*Task to complete*. The records that follow must be repeated verbatim, every one of them.

*The records*.
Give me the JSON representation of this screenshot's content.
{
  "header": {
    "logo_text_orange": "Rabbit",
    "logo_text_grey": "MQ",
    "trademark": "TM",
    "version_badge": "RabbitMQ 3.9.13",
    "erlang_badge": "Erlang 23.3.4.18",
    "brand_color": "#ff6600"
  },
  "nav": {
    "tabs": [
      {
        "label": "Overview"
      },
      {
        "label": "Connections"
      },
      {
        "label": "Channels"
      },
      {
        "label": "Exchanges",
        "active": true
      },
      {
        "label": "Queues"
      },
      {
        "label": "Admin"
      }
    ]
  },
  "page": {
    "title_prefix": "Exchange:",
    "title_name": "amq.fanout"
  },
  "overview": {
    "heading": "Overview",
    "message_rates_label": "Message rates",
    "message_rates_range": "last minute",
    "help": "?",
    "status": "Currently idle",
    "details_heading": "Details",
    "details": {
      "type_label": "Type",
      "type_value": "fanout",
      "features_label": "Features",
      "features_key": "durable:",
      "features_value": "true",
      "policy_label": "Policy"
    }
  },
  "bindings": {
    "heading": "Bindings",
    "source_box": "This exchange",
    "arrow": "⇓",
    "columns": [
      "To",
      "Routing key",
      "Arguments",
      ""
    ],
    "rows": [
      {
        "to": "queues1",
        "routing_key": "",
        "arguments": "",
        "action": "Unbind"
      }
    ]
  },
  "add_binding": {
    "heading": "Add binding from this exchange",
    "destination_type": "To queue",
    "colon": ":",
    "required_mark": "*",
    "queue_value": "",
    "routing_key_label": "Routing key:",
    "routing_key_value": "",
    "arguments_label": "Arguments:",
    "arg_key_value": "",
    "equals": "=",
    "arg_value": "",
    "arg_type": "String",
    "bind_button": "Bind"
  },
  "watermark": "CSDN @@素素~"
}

*Answer in full*.
Give me the JSON representation of this screenshot's content.
{
  "header": {
    "logo_text_orange": "Rabbit",
    "logo_text_grey": "MQ",
    "trademark": "TM",
    "version_badge": "RabbitMQ 3.9.13",
    "erlang_badge": "Erlang 23.3.4.18",
    "brand_color": "#ff6600"
  },
  "nav": {
    "tabs": [
      {
        "label": "Overview"
      },
      {
        "label": "Connections"
      },
      {
        "label": "Channels"
      },
      {
        "label": "Exchanges",
        "active": true
      },
      {
        "label": "Queues"
      },
      {
        "label": "Admin"
      }
    ]
  },
  "page": {
    "title_prefix": "Exchange:",
    "title_name": "amq.fanout"
  },
  "overview": {
    "heading": "Overview",
    "message_rates_label": "Message rates",
    "message_rates_range": "last minute",
    "help": "?",
    "status": "Currently idle",
    "details_heading": "Details",
    "details": {
      "type_label": "Type",
      "type_value": "fanout",
      "features_label": "Features",
      "features_key": "durable:",
      "features_value": "true",
      "policy_label": "Policy"
    }
  },
  "bindings": {
    "heading": "Bindings",
    "source_box": "This exchange",
    "arrow": "⇓",
    "columns": [
      "To",
      "Routing key",
      "Arguments",
      ""
    ],
    "rows": [
      {
        "to": "queues1",
        "routing_key": "",
        "arguments": "",
        "action": "Unbind"
      }
    ]
  },
  "add_binding": {
    "heading": "Add binding from this exchange",
    "destination_type": "To queue",
    "colon": ":",
    "required_mark": "*",
    "queue_value": "",
    "routing_key_label": "Routing key:",
    "routing_key_value": "",
    "arguments_label": "Arguments:",
    "arg_key_value": "",
    "equals": "=",
    "arg_value": "",
    "arg_type": "String",
    "bind_button": "Bind"
  },
  "watermark": "CSDN @@素素~"
}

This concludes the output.